** Raw records **
━━━━━━━━━━━━━━━━━━━━━━━━━━━━━━
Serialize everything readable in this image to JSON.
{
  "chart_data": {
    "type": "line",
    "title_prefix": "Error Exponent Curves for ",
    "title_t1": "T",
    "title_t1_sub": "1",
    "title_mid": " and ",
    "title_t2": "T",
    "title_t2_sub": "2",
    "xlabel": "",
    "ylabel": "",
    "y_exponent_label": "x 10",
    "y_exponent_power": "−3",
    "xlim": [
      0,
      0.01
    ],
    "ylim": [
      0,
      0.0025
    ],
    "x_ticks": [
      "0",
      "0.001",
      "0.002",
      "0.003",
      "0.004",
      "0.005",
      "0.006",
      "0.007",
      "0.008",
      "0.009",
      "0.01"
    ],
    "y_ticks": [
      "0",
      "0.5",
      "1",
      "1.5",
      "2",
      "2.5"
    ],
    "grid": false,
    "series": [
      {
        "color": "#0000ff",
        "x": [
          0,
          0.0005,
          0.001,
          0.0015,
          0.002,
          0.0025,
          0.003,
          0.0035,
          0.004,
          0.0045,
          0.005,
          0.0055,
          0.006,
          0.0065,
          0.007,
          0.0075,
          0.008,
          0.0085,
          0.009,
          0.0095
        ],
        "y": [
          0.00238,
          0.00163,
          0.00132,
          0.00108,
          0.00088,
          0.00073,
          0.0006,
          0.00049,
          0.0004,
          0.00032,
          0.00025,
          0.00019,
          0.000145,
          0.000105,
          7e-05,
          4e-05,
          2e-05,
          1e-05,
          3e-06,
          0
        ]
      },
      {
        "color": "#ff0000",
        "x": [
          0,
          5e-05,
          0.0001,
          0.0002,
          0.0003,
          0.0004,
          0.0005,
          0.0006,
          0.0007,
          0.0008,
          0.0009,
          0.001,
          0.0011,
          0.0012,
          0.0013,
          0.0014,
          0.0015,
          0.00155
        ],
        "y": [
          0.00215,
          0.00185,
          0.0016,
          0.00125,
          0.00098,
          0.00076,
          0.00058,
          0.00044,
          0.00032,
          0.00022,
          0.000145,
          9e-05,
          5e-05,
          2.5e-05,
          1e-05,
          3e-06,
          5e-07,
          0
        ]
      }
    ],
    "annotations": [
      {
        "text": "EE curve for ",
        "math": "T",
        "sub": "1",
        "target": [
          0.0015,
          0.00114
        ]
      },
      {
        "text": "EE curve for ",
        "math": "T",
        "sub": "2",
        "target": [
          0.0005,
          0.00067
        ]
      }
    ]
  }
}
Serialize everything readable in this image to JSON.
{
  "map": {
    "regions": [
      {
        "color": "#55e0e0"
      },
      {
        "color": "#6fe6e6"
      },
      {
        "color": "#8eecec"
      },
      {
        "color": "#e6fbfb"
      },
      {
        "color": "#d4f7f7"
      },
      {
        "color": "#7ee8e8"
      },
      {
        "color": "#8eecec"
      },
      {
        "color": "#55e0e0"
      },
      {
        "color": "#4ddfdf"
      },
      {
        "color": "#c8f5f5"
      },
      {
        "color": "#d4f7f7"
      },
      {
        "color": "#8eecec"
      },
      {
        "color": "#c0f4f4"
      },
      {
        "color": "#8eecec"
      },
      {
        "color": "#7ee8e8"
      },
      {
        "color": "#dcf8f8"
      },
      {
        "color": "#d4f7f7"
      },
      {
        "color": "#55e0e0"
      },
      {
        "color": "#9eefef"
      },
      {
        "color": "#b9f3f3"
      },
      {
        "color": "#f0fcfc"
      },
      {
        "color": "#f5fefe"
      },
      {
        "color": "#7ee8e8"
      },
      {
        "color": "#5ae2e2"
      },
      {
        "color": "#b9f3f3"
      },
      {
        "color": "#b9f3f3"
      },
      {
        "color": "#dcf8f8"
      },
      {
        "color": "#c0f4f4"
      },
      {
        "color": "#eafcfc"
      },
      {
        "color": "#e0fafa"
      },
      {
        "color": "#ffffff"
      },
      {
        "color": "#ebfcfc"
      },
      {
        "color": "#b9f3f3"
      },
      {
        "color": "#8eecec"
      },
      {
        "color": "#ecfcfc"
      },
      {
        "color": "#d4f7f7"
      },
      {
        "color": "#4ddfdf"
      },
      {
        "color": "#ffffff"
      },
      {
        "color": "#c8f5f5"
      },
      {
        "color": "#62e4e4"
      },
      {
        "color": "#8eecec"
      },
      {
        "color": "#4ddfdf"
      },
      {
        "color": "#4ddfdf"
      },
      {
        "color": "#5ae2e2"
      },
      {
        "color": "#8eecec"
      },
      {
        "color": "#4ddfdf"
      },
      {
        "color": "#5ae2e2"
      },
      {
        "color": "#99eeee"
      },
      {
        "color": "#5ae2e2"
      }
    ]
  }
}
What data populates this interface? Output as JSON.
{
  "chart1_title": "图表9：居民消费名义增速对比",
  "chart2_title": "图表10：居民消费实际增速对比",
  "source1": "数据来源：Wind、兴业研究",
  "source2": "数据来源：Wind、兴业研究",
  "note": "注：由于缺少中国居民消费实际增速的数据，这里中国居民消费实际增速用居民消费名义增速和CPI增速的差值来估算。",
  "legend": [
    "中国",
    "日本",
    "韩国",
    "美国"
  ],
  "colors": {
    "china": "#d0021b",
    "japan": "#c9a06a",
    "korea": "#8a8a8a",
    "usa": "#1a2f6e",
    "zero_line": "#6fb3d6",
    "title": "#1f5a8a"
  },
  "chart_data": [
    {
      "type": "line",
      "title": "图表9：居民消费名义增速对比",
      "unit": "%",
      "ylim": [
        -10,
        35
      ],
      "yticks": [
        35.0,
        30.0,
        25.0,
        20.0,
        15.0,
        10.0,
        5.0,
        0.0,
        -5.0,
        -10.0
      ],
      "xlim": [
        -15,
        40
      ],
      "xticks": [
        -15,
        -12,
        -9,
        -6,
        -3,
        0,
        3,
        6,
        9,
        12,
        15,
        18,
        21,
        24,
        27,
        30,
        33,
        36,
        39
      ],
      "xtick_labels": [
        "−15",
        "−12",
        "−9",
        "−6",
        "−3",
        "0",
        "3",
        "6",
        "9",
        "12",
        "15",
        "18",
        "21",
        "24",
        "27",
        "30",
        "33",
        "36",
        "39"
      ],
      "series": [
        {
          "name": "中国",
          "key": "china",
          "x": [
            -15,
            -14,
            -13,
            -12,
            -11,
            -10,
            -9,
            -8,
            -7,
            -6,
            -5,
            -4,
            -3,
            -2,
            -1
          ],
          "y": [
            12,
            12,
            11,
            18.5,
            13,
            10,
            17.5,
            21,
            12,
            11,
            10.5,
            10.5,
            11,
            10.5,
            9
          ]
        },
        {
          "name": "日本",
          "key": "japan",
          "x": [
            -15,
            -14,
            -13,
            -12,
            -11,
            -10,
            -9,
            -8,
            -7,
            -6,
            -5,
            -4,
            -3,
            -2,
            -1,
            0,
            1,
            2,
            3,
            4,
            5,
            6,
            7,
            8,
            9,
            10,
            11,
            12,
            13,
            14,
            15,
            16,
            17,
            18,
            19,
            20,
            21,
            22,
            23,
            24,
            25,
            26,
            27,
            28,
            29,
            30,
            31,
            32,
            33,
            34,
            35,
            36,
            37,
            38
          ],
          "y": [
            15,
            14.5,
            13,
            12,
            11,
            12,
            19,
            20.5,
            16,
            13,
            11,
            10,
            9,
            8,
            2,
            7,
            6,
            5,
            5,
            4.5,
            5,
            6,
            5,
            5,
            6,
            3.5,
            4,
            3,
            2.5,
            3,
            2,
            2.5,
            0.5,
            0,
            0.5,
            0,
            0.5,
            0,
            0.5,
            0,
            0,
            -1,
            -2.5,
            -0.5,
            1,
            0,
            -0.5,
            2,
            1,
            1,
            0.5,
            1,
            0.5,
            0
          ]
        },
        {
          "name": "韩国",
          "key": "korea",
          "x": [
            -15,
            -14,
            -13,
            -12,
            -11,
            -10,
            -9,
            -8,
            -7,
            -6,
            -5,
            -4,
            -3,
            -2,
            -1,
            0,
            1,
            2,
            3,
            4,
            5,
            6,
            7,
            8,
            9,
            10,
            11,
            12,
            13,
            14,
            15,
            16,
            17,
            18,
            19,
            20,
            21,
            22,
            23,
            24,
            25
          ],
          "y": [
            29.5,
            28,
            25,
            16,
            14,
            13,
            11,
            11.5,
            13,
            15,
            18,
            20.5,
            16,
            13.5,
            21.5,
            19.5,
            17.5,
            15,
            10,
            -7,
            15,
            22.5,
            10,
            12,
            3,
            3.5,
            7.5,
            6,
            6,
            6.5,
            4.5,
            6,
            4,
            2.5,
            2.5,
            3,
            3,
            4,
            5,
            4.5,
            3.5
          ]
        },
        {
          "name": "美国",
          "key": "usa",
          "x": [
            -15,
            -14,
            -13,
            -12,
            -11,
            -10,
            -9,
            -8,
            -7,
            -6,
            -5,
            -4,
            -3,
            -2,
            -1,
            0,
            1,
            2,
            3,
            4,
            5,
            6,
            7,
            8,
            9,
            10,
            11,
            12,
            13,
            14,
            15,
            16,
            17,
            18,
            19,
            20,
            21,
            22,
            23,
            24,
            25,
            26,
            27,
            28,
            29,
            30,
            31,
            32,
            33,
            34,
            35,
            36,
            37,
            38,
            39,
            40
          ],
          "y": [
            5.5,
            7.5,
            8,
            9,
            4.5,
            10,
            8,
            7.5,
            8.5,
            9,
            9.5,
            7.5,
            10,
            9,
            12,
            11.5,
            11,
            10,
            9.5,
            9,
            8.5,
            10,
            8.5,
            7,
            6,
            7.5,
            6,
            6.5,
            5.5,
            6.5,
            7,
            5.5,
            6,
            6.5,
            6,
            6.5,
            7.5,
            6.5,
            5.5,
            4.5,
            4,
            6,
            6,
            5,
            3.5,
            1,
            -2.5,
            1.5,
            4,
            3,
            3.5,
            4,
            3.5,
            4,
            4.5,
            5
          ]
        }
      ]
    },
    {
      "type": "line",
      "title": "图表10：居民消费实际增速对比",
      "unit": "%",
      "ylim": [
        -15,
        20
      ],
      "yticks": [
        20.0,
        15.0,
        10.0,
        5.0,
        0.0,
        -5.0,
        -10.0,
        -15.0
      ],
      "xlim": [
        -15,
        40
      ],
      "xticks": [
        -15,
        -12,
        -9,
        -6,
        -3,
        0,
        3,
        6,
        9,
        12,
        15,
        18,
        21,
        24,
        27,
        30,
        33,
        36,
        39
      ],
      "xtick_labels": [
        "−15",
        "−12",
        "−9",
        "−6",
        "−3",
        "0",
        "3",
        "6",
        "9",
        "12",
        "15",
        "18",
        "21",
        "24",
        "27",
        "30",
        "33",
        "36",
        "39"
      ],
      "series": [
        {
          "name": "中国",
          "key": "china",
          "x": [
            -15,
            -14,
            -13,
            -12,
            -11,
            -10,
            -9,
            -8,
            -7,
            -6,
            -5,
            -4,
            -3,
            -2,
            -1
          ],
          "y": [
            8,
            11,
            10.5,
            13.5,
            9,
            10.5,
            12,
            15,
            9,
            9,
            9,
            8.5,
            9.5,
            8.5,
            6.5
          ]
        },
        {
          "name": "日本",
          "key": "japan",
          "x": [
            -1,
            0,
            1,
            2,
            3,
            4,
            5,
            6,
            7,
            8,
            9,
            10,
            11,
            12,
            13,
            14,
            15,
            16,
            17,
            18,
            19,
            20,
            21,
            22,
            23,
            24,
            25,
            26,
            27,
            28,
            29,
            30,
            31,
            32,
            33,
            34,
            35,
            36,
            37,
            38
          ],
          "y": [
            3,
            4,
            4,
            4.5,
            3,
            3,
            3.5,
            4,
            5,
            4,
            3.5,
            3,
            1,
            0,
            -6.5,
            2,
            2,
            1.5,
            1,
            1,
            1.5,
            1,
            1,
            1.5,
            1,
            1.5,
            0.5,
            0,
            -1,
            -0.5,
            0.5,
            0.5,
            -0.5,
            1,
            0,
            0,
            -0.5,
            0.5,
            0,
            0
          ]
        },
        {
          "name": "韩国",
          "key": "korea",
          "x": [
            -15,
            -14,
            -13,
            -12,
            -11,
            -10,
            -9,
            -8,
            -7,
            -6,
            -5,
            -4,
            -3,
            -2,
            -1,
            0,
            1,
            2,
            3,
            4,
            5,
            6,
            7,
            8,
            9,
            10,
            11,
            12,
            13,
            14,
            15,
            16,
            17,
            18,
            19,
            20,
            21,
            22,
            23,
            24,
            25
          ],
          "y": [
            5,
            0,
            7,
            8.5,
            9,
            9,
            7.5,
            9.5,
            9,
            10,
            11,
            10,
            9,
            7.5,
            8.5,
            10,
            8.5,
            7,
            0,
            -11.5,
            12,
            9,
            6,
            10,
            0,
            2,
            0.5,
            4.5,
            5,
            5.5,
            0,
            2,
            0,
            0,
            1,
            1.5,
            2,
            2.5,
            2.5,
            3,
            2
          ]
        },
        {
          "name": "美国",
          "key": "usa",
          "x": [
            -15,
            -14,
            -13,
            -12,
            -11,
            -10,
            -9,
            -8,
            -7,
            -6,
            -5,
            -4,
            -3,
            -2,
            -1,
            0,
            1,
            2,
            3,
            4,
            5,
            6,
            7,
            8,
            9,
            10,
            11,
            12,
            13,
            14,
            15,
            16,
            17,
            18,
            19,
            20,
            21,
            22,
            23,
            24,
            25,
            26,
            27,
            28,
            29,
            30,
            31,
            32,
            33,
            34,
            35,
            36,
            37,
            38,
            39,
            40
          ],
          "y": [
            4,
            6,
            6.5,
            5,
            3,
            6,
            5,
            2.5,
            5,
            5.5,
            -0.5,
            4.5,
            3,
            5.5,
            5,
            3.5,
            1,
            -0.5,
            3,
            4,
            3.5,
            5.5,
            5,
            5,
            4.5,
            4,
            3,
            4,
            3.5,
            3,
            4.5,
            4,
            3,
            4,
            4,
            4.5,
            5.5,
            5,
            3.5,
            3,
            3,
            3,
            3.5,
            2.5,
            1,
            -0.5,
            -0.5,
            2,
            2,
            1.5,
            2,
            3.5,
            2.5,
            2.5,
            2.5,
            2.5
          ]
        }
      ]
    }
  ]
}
━━━━━━━━━━━━━━━━━━━━━━━━━━━━━━
** Prompt **
In the entries above, find each line with the string "居民消费实际增速对比" and copy it.

** Expected answer **
  "chart2_title": "图表10：居民消费实际增速对比",
      "title": "图表10：居民消费实际增速对比",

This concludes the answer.